#### [Task]
State the number of lines in these records holding "name". Say nothing more.
%%
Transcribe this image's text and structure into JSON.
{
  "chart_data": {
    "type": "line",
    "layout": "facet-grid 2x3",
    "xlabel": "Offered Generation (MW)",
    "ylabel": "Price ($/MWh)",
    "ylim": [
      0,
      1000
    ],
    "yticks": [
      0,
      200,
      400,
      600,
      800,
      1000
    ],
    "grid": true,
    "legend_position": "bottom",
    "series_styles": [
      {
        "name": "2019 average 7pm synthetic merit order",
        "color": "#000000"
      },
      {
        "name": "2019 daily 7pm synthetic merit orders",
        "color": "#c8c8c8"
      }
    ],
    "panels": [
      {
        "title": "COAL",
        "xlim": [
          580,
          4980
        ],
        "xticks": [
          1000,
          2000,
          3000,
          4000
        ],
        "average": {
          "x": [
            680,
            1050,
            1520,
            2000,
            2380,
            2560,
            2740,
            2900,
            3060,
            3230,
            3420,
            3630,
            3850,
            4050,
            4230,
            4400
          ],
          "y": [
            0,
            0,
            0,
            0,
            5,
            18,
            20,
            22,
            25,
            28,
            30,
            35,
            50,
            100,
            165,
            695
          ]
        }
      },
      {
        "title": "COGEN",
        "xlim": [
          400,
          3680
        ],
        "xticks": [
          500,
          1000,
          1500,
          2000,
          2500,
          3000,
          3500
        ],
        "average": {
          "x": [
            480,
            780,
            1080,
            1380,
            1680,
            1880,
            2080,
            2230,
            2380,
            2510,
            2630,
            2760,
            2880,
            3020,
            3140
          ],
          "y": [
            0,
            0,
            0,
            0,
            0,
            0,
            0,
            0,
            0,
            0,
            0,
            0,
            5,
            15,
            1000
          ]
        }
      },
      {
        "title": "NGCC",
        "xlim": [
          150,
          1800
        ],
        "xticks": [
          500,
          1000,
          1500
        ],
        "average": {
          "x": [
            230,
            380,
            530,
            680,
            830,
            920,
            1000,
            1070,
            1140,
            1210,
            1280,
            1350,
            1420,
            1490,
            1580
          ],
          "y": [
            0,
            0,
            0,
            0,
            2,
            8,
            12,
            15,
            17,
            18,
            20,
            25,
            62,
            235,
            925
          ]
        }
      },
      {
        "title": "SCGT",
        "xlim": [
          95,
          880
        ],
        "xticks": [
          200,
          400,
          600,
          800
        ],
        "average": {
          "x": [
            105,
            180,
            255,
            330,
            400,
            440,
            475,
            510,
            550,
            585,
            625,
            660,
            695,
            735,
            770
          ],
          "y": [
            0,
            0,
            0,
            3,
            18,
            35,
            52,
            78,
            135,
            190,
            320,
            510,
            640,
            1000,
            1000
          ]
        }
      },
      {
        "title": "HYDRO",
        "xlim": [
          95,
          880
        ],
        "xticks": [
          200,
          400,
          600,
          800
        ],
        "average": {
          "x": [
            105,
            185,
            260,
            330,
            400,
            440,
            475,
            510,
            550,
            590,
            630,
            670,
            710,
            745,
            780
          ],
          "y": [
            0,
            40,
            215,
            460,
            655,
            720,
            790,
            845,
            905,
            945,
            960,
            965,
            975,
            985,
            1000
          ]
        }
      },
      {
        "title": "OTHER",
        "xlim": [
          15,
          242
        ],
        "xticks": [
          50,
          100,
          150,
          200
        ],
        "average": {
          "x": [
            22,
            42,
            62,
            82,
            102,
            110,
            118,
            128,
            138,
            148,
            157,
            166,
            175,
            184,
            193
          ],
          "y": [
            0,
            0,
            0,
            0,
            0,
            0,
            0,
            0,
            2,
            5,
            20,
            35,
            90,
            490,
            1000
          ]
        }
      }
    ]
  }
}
%%
#### [Result for this exercise]
2